▶ **Stated goal**: Going through the material below, please gather all lines with the word "Temperature" in them.

▶ **Source data**:
- - -

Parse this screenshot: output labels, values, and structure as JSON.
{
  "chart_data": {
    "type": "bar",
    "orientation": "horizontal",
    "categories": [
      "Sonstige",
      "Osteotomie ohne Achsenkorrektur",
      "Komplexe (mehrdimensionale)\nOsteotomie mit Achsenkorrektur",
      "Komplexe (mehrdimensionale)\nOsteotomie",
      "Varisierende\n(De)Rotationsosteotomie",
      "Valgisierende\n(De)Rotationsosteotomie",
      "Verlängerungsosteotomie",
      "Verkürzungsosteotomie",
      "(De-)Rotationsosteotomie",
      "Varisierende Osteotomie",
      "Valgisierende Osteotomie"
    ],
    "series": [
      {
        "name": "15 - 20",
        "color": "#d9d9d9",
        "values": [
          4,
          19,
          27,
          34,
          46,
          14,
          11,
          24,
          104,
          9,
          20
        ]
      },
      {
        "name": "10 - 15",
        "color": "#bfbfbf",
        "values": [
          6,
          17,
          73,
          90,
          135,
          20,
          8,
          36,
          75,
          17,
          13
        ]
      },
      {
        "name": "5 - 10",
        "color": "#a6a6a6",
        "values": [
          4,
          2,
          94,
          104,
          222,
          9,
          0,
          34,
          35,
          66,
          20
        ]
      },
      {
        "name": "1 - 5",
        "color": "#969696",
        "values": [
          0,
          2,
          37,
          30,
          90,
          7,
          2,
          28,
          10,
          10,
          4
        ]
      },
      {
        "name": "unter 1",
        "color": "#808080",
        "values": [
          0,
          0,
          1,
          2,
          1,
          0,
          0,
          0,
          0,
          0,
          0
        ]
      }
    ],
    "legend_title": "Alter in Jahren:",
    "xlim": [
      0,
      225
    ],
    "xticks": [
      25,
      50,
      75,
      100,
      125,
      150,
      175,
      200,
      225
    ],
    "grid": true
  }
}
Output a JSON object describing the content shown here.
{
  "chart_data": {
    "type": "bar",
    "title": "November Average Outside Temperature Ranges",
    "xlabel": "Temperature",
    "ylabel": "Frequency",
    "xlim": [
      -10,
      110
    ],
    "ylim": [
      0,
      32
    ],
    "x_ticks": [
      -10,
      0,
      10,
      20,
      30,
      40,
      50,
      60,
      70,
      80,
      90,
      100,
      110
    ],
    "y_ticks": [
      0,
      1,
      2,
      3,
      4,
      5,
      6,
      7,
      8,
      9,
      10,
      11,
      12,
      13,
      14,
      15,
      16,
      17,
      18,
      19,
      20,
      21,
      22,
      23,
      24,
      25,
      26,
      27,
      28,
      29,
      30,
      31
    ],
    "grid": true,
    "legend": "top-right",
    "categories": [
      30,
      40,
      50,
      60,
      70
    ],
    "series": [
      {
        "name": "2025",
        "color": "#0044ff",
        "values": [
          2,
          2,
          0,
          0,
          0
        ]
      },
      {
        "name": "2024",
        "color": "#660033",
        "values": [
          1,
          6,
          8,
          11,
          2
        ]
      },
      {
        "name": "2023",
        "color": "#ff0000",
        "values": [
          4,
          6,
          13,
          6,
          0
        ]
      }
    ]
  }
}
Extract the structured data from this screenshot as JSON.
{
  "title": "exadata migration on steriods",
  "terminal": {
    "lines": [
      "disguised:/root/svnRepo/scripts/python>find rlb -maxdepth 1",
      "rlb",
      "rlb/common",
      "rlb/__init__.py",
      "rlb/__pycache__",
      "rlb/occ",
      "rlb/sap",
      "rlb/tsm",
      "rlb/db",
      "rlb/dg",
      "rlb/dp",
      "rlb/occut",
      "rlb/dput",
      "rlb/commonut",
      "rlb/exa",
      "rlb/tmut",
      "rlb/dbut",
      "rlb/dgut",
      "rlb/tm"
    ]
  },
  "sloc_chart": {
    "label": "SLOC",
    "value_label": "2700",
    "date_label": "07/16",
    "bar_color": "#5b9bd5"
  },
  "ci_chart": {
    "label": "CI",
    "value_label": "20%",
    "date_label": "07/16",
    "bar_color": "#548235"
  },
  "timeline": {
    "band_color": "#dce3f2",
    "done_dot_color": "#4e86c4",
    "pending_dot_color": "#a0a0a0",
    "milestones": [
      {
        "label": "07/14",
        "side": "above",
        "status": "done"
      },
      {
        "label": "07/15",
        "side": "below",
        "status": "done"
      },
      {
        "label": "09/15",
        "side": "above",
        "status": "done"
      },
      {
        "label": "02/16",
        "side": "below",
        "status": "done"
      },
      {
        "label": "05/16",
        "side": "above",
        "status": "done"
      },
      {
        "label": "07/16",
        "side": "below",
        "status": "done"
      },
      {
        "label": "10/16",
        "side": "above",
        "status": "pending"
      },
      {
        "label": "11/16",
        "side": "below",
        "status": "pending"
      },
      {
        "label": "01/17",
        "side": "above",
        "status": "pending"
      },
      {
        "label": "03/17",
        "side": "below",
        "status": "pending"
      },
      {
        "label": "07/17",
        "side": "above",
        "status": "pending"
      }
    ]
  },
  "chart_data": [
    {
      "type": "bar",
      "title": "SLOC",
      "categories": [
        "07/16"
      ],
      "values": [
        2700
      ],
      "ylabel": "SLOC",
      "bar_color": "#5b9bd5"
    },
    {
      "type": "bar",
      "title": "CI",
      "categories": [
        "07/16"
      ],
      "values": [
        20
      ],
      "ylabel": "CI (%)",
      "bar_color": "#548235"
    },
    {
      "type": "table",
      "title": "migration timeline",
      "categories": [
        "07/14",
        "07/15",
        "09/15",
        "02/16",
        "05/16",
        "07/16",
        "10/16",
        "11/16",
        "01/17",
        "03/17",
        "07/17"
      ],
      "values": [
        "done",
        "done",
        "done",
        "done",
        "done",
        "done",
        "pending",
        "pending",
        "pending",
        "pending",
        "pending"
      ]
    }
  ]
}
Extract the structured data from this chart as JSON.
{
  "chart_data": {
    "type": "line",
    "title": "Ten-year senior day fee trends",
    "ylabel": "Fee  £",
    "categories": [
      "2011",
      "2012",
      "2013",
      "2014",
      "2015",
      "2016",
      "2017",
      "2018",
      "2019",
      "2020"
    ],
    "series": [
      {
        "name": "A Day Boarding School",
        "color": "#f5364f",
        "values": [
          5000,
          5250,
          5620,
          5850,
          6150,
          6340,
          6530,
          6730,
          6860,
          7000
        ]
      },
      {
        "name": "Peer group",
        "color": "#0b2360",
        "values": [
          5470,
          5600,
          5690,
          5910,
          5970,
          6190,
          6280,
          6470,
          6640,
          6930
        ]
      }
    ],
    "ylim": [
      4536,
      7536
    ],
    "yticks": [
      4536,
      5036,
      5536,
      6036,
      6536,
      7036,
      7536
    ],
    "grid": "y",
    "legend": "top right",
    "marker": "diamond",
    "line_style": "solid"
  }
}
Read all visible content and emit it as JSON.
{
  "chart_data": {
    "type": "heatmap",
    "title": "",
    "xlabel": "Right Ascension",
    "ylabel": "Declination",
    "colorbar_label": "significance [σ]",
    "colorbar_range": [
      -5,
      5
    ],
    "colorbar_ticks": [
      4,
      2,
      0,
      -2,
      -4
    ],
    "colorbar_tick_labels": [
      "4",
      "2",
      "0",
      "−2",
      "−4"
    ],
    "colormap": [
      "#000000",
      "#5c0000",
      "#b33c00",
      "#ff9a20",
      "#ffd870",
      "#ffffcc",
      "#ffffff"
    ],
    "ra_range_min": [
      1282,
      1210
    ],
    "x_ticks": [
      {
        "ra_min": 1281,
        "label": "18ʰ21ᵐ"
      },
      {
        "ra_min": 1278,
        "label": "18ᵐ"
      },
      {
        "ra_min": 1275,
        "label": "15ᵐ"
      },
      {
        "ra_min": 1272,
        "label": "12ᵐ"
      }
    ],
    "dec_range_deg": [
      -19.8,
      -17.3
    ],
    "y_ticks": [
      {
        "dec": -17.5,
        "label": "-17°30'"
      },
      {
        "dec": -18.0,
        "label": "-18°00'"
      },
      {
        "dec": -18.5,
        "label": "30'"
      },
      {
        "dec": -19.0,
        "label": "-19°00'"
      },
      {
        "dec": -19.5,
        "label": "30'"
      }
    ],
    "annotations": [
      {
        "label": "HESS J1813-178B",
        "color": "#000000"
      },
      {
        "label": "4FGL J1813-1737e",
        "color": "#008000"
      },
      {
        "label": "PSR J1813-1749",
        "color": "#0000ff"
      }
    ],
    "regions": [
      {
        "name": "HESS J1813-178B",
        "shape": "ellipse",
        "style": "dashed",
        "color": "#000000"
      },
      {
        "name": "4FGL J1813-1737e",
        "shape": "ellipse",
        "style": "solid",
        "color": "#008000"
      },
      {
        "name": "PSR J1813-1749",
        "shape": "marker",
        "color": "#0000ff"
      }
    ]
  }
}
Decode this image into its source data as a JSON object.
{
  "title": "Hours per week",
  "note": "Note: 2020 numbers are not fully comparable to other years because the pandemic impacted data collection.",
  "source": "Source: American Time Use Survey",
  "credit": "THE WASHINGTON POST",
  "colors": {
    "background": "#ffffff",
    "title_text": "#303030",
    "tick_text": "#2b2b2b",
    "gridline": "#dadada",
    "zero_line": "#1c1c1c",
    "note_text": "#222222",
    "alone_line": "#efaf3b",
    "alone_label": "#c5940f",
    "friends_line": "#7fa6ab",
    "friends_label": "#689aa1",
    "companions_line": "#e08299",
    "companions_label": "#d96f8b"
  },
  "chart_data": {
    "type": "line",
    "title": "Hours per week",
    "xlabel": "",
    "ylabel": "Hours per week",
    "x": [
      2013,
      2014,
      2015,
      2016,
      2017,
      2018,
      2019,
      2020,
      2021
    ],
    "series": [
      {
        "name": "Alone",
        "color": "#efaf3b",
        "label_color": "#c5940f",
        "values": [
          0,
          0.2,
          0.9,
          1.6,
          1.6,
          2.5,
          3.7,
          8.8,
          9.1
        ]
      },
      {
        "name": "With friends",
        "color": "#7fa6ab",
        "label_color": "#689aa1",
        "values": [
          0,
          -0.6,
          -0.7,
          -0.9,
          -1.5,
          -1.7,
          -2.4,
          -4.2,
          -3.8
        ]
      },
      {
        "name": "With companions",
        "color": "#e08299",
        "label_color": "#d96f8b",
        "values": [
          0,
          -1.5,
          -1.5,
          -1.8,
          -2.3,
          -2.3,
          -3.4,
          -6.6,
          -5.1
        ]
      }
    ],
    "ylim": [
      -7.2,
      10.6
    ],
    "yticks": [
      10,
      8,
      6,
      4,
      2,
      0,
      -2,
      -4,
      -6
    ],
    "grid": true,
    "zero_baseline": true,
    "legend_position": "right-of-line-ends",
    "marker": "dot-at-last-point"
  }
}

- - -

▶ **Output of the exercise**:
    "title": "November Average Outside Temperature Ranges",
    "xlabel": "Temperature",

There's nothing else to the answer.